[Saved data entries]
* * * * * * *
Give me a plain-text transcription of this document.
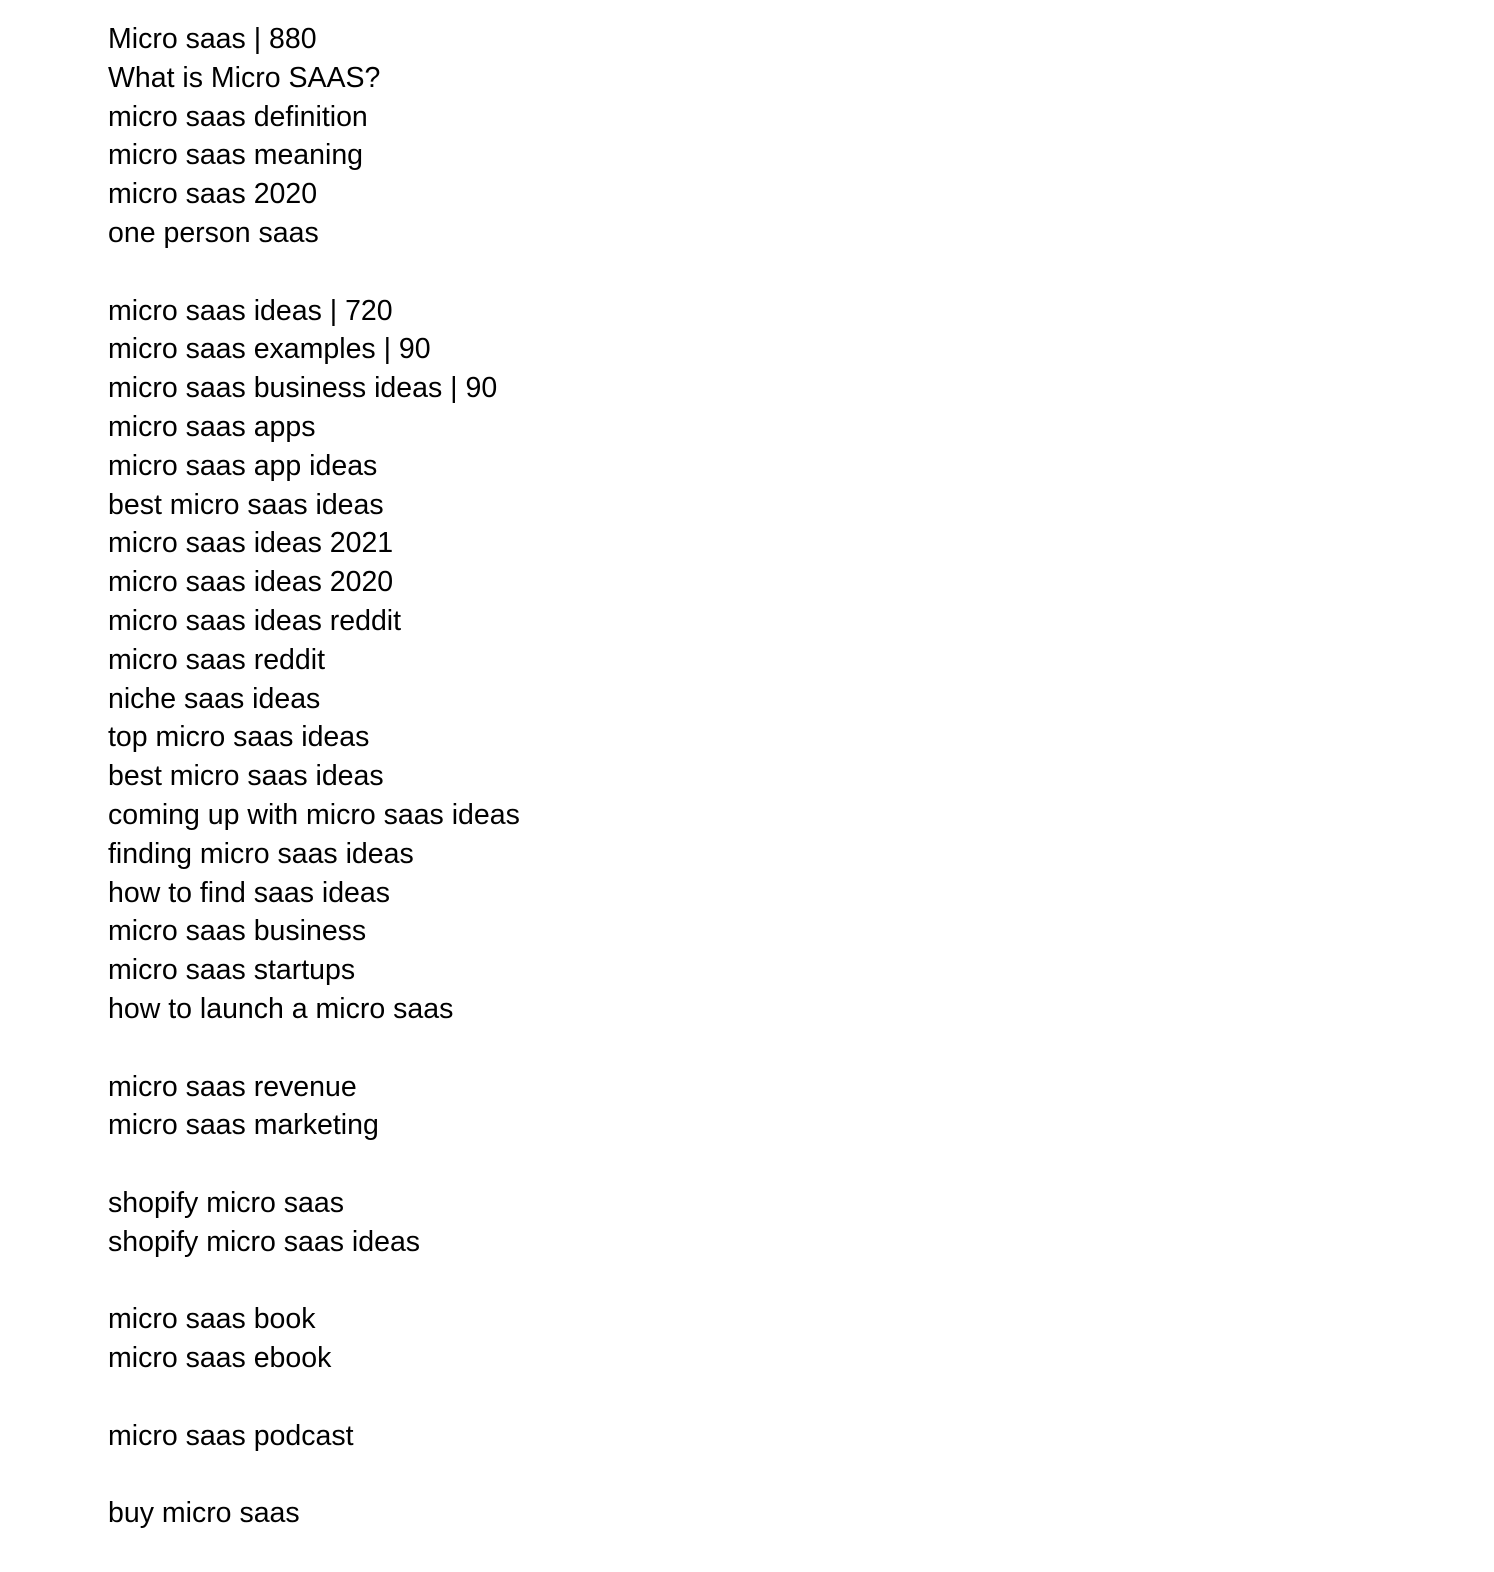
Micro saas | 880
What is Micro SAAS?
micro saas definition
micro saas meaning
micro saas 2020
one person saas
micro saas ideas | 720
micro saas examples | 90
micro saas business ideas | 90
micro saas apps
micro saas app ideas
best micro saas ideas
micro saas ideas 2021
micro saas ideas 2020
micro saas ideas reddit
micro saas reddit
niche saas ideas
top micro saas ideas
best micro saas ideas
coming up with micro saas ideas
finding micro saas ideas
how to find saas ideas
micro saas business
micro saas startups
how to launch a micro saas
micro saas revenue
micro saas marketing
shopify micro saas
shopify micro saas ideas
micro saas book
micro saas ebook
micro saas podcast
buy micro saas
* * * * * * *
[Set task]: Keep every word of the data as it is when you write it out, but drop the pictures.

[Correct result]:
Give me a plain-text transcription of this document.
Micro saas | 880
What is Micro SAAS?
micro saas definition
micro saas meaning
micro saas 2020
one person saas
micro saas ideas | 720
micro saas examples | 90
micro saas business ideas | 90
micro saas apps
micro saas app ideas
best micro saas ideas
micro saas ideas 2021
micro saas ideas 2020
micro saas ideas reddit
micro saas reddit
niche saas ideas
top micro saas ideas
best micro saas ideas
coming up with micro saas ideas
finding micro saas ideas
how to find saas ideas
micro saas business
micro saas startups
how to launch a micro saas
micro saas revenue
micro saas marketing
shopify micro saas
shopify micro saas ideas
micro saas book
micro saas ebook
micro saas podcast
buy micro saas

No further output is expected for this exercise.